◆ **TASKS FOR THIS EXERCISE**:
(1) According to the systemd email, what should busybox provide out of the box?
(2) Please write out the systemd email starting at "From: Paul Eggleton" and ending at "usually set up.".
(3) Decide whether each statement agrees with the systemd email, answering yes or no and quoting the deciding words. (a) The writer's build is core-image-base for an Atom. (b) "systemctl list-unit-files" shows multi-user.target as enabled. (c) The writer found the targets under /etc/systemd.

◆ **QUOTED PASSAGE**:
----------------

From: Paul Eggleton <paul.eggleton@linux.intel.com>
To: "Paul D. DeRocco" <pderocco@ix.netcom.com>
Cc: yocto@yoctoproject.org
Subject: Re: systemd configuration
Date: Tue, 02 Jul 2013 23:17:15 +0100 [thread overview]
Message-ID: <5920025.Pkuta78FWt@helios> (raw)
In-Reply-To: <7AFA3235764547DFB27795FD58368F44@PAULD>
On Tuesday 02 July 2013 10:40:06 Paul D. DeRocco wrote:
> I've switched to systemd, in a core-image-base build for an Atom
> (Cedartrail), and it boots fine. Now I want to make my own daemon start up.
> I'm new to systemd, and the way it seems to be set up is different from the
> way the systemd docs say it is usually set up.
>
> The docs say that systemd, when booting up, usually activates a target
> called default.target, which is symlinked to either multi-user.target or
> graphical.target. (It would be the former in this GUI-less system.) Then, if
> I want to cause my daemon to be started, I would add a symlink to its
> systemd unit file to the .wants directory associated with
> multi-user.target.
>
> But I can't find these things. They're not in the trees under /etc/systemd
> or /run/systemd. Oh, and when I do "systemctl list-unit-files", it shows
> both default.target and multi-user.target as disabled.
>
> What makes this difficult to figure out is that the tools I have for
> perusing the target system are so primitive. There's no editor in the target
> that I'm aware of
That's entirely up to what you put into your image. busybox should provide a
very basic version of "vi" out of the box.
> , and I can't network into the system and use an external
> editor to examine various files.

----------------

◆ **Layout annotation records**:
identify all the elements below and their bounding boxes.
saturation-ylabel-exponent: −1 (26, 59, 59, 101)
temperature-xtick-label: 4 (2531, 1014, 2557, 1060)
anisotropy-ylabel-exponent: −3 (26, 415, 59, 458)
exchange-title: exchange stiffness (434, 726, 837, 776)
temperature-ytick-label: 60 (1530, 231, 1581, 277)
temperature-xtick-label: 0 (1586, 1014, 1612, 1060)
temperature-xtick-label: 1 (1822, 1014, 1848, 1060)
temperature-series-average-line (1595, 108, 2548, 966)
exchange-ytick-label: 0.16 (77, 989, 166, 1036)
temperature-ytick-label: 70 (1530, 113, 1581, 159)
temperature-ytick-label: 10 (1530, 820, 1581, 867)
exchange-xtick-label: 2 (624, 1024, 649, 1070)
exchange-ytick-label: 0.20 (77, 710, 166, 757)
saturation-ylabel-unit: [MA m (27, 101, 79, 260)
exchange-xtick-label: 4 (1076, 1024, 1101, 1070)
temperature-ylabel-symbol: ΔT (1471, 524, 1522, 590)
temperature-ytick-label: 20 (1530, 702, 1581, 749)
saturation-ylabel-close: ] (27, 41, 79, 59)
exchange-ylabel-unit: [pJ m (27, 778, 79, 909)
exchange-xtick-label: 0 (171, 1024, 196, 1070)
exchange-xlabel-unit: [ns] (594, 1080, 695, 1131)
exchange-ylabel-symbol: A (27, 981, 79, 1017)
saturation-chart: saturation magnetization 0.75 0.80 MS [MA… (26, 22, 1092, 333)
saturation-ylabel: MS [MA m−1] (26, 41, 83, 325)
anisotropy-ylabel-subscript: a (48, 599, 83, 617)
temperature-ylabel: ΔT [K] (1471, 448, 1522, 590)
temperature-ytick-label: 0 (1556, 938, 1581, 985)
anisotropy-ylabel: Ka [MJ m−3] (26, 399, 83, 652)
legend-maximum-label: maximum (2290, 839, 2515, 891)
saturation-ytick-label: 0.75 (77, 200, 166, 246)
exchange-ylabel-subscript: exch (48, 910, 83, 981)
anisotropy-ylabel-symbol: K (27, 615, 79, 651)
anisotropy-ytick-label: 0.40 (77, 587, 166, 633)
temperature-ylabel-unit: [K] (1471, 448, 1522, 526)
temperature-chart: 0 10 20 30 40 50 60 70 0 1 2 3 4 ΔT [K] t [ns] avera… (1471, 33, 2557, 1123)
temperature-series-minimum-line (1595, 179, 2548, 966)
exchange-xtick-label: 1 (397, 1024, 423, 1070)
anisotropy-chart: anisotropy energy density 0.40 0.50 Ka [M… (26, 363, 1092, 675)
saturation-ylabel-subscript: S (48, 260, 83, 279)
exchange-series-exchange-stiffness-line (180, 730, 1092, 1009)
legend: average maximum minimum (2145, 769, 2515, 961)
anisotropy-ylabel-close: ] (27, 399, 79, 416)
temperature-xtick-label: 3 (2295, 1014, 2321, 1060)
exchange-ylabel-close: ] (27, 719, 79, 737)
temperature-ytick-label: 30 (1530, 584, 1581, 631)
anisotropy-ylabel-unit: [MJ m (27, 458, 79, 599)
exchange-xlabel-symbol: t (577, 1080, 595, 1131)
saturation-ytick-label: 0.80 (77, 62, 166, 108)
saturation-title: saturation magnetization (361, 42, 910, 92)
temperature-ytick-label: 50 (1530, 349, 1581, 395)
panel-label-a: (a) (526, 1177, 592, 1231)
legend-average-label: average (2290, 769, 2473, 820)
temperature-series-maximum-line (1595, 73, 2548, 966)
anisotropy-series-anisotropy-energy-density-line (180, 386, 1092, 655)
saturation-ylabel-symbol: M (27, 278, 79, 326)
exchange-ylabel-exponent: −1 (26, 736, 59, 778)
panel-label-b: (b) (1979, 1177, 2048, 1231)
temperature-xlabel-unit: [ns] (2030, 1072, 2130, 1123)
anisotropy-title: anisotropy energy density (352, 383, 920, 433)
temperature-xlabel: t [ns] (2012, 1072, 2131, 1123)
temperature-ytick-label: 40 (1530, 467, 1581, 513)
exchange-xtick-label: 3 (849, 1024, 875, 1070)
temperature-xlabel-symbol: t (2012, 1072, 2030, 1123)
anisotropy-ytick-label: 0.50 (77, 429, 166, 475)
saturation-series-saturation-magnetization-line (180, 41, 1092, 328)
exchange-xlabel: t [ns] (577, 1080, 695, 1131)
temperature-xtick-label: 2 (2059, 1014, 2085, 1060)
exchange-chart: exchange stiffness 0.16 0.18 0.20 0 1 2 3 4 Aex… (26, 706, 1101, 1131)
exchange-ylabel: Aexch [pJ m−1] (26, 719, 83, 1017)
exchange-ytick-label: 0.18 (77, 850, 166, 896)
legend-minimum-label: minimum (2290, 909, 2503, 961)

----------------

◆ **ANSWERS FOR THIS EXERCISE**:
(1) A very basic version of "vi".

(2)
From: Paul Eggleton <paul.eggleton@linux.intel.com>
To: "Paul D. DeRocco" <pderocco@ix.netcom.com>
Cc: yocto@yoctoproject.org
Subject: Re: systemd configuration
Date: Tue, 02 Jul 2013 23:17:15 +0100 [thread overview]
Message-ID: <5920025.Pkuta78FWt@helios> (raw)
In-Reply-To: <7AFA3235764547DFB27795FD58368F44@PAULD>
On Tuesday 02 July 2013 10:40:06 Paul D. DeRocco wrote:
> I've switched to systemd, in a core-image-base build for an Atom
> (Cedartrail), and it boots fine. Now I want to make my own daemon start up.
> I'm new to systemd, and the way it seems to be set up is different from the
> way the systemd docs say it is usually set up.

(3)
(a) Yes: "I've switched to systemd, in a core-image-base build for an Atom"
(b) No: "both default.target and multi-user.target as disabled."
(c) No: "But I can't find these things. They're not in the trees under /etc/systemd"